[Rows from a dataset]
══════════════════════════════
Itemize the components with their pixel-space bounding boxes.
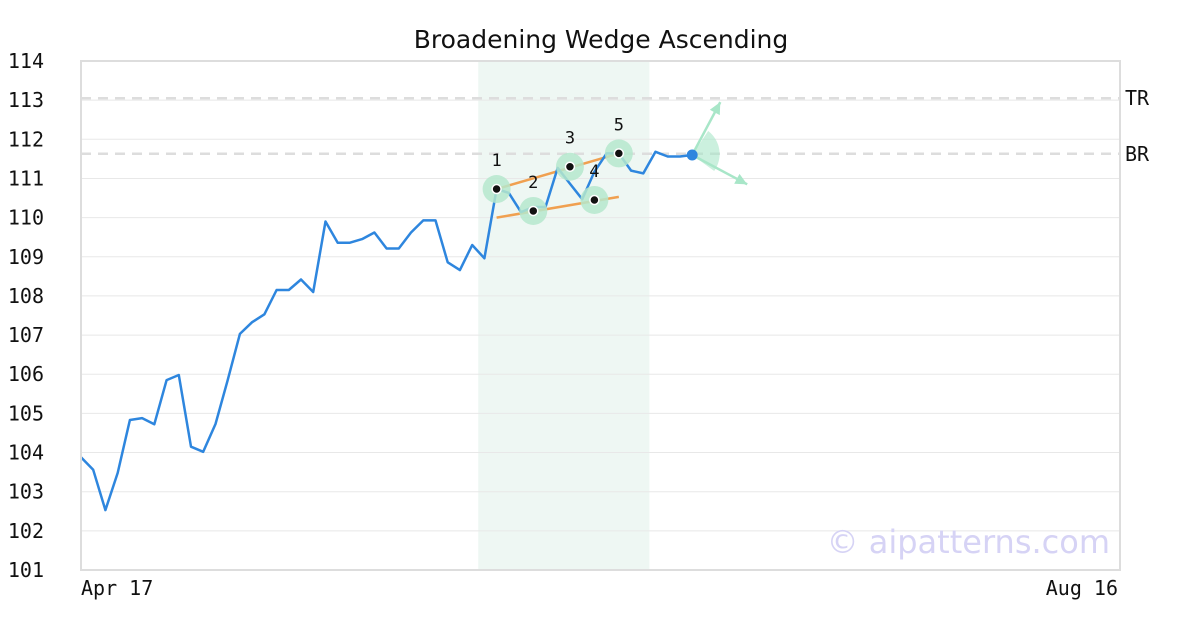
projection-up-arrow [709,102,721,116]
x-tick-start: Apr 17 [81,576,153,600]
y-tick-label: 107 [8,323,44,347]
y-tick-label: 112 [8,127,44,151]
pattern-point-1 [491,183,502,195]
plot-border [80,60,1121,571]
plot-frame [80,60,1121,571]
y-tick-label: 101 [8,558,44,582]
pattern-point-label: 4 [589,162,599,182]
pattern-point-label: 2 [528,173,538,193]
series-line [80,150,693,512]
y-tick-label: 103 [8,480,44,504]
y-tick-label: 105 [8,401,44,425]
y-tick-label: 108 [8,284,44,308]
y-tick-label: 110 [8,206,44,230]
pattern-point-5 [613,148,625,159]
y-tick-label: 111 [8,166,44,190]
pattern-point-label: 1 [491,151,501,171]
chart-title: Broadening Wedge Ascending [414,25,789,54]
price-series [80,150,693,512]
y-tick-label: 104 [8,441,44,465]
pattern-point-3 [564,161,576,172]
pattern-points [482,139,633,225]
level-label-tr: TR [1125,86,1150,110]
current-point [686,149,698,161]
watermark: © aipatterns.com [827,523,1110,561]
pattern-point-label: 3 [565,129,575,149]
y-tick-label: 109 [8,245,44,269]
pattern-point-label: 5 [614,115,624,135]
projection [686,101,748,186]
pattern-point-2 [528,205,539,217]
y-tick-label: 113 [8,88,44,112]
y-tick-label: 106 [8,362,44,386]
level-lines [81,96,1120,156]
projection-wedge [692,130,720,171]
labels: Broadening Wedge Ascending Apr 17 Aug 16… [8,25,1150,600]
y-tick-label: 114 [8,49,44,73]
projection-down-arrow [734,173,748,185]
level-label-br: BR [1125,142,1150,166]
pattern-point-4 [589,194,600,206]
y-tick-label: 102 [8,519,44,543]
x-tick-end: Aug 16 [1046,576,1118,600]
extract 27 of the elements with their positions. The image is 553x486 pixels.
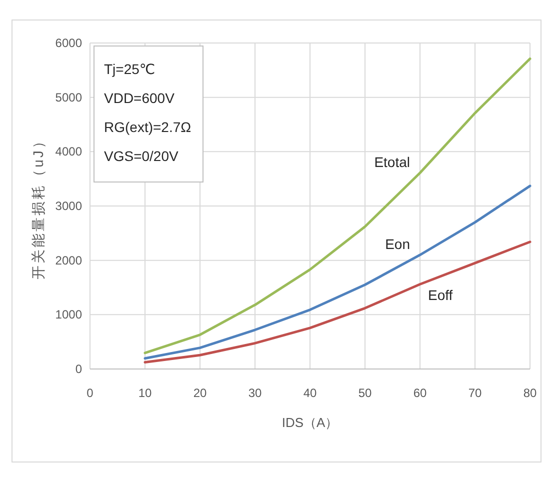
y-tick-label: 2000 [55, 253, 82, 268]
x-tick-label: 70 [468, 386, 482, 400]
annotation: VDD=600V [104, 90, 176, 106]
annotation: RG(ext)=2.7Ω [104, 119, 192, 135]
series-label: Etotal [374, 154, 410, 170]
line-series [144, 240, 532, 364]
series-label: Eoff [428, 287, 453, 304]
x-tick-label: 80 [523, 386, 537, 400]
x-tick-label: 30 [248, 386, 262, 400]
y-tick-label: 6000 [55, 36, 82, 50]
annotation: Tj=25℃ [104, 61, 156, 77]
series-label: Eon [385, 236, 410, 252]
y-tick-label: 5000 [55, 90, 82, 104]
x-tick-label: 10 [138, 386, 152, 400]
annotation: VGS=0/20V [104, 148, 179, 164]
x-tick-label: 40 [303, 386, 317, 400]
y-tick-label: 1000 [55, 308, 82, 322]
y-tick-label: 4000 [55, 144, 82, 159]
x-tick-label: 60 [413, 386, 427, 400]
y-tick-label: 0 [75, 362, 82, 376]
y-tick-label: 3000 [55, 199, 82, 213]
line-series [144, 184, 532, 360]
x-tick-label: 50 [358, 386, 372, 400]
x-axis-title: IDS（A） [282, 415, 338, 430]
y-axis-title: 开关能量损耗（uJ） [30, 132, 46, 280]
x-tick-label: 20 [193, 386, 207, 400]
x-tick-label: 0 [86, 386, 94, 400]
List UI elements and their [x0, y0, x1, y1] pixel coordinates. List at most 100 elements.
══════════════════════════════
**GOAL OF THE EXERCISE**
Pull out the lines from the beginning of the records through the line with "extract 27 of", both included, and reproduce them unchanged. Leave the pictures out.

**REPLY**
Itemize the components with their pixel-space bounding boxes.
projection-up-arrow [709,102,721,116]
x-tick-start: Apr 17 [81,576,153,600]
y-tick-label: 107 [8,323,44,347]
y-tick-label: 112 [8,127,44,151]
pattern-point-1 [491,183,502,195]
plot-border [80,60,1121,571]
plot-frame [80,60,1121,571]
y-tick-label: 101 [8,558,44,582]
pattern-point-label: 4 [589,162,599,182]
pattern-point-label: 2 [528,173,538,193]
series-line [80,150,693,512]
y-tick-label: 103 [8,480,44,504]
y-tick-label: 105 [8,401,44,425]
y-tick-label: 108 [8,284,44,308]
y-tick-label: 110 [8,206,44,230]
pattern-point-5 [613,148,625,159]
y-tick-label: 111 [8,166,44,190]
pattern-point-label: 1 [491,151,501,171]
chart-title: Broadening Wedge Ascending [414,25,789,54]
price-series [80,150,693,512]
y-tick-label: 104 [8,441,44,465]
pattern-point-3 [564,161,576,172]
pattern-points [482,139,633,225]
level-label-tr: TR [1125,86,1150,110]
current-point [686,149,698,161]
watermark: © aipatterns.com [827,523,1110,561]
pattern-point-label: 3 [565,129,575,149]
y-tick-label: 109 [8,245,44,269]
pattern-point-label: 5 [614,115,624,135]
projection [686,101,748,186]
pattern-point-2 [528,205,539,217]
y-tick-label: 113 [8,88,44,112]
y-tick-label: 106 [8,362,44,386]
level-lines [81,96,1120,156]
projection-wedge [692,130,720,171]
labels: Broadening Wedge Ascending Apr 17 Aug 16… [8,25,1150,600]
y-tick-label: 114 [8,49,44,73]
projection-down-arrow [734,173,748,185]
level-label-br: BR [1125,142,1150,166]
pattern-point-4 [589,194,600,206]
y-tick-label: 102 [8,519,44,543]
x-tick-end: Aug 16 [1046,576,1118,600]
extract 27 of the elements with their positions. The image is 553x486 pixels.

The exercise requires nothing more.